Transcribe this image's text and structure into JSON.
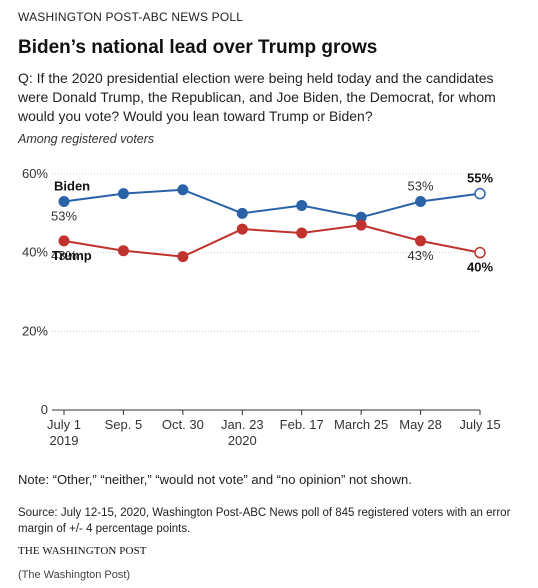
{
  "kicker": "WASHINGTON POST-ABC NEWS POLL",
  "title": "Biden’s national lead over Trump grows",
  "question": "Q: If the 2020 presidential election were being held today and the candidates were Donald Trump, the Republican, and Joe Biden, the Democrat, for whom would you vote?  Would you lean toward Trump or Biden?",
  "subtitle": "Among registered voters",
  "note": "Note: “Other,” “neither,” “would not vote” and “no opinion” not shown.",
  "source": "Source: July 12-15, 2020, Washington Post-ABC News poll of 845 registered voters with an error margin of +/- 4 percentage points.",
  "brand": "THE WASHINGTON POST",
  "credit": "(The Washington Post)",
  "chart_data": {
    "type": "line",
    "categories": [
      "July 1|2019",
      "Sep. 5",
      "Oct. 30",
      "Jan. 23|2020",
      "Feb. 17",
      "March 25",
      "May 28",
      "July 15"
    ],
    "ylim": [
      0,
      60
    ],
    "yticks": [
      0,
      20,
      40,
      60
    ],
    "ytick_labels": [
      "0",
      "20%",
      "40%",
      "60%"
    ],
    "grid": true,
    "series": [
      {
        "name": "Biden",
        "color": "#2a62a8",
        "values": [
          53,
          55,
          56,
          50,
          52,
          49,
          53,
          55
        ],
        "labels": [
          {
            "index": 0,
            "text": "53%",
            "pos": "below"
          },
          {
            "index": 6,
            "text": "53%",
            "pos": "above"
          },
          {
            "index": 7,
            "text": "55%",
            "pos": "above",
            "bold": true
          }
        ]
      },
      {
        "name": "Trump",
        "color": "#c0322e",
        "values": [
          43,
          40.5,
          39,
          46,
          45,
          47,
          43,
          40
        ],
        "labels": [
          {
            "index": 0,
            "text": "43%",
            "pos": "below"
          },
          {
            "index": 6,
            "text": "43%",
            "pos": "below"
          },
          {
            "index": 7,
            "text": "40%",
            "pos": "below",
            "bold": true
          }
        ]
      }
    ]
  }
}
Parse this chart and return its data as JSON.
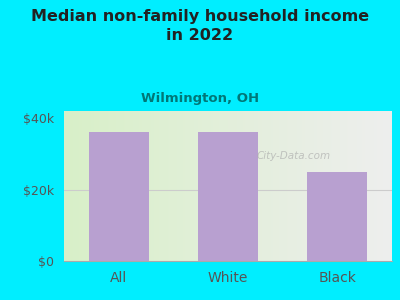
{
  "title": "Median non-family household income\nin 2022",
  "subtitle": "Wilmington, OH",
  "categories": [
    "All",
    "White",
    "Black"
  ],
  "values": [
    36000,
    36000,
    25000
  ],
  "bar_color": "#b8a0d0",
  "background_outer": "#00eeff",
  "title_color": "#222222",
  "subtitle_color": "#007777",
  "tick_color": "#555555",
  "ylim": [
    0,
    42000
  ],
  "yticks": [
    0,
    20000,
    40000
  ],
  "ytick_labels": [
    "$0",
    "$20k",
    "$40k"
  ],
  "watermark": "City-Data.com",
  "figsize": [
    4.0,
    3.0
  ],
  "dpi": 100
}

* **EXERCISE REQUIREMENTS**
Look through the material and copy each line that has "registered".

* **WRITTEN ANSWER**
  "subtitle": "Among registered voters",
  "source": "Source: July 12-15, 2020, Washington Post-ABC News poll of 845 registered voters with an error margin of +/- 4 percentage points.",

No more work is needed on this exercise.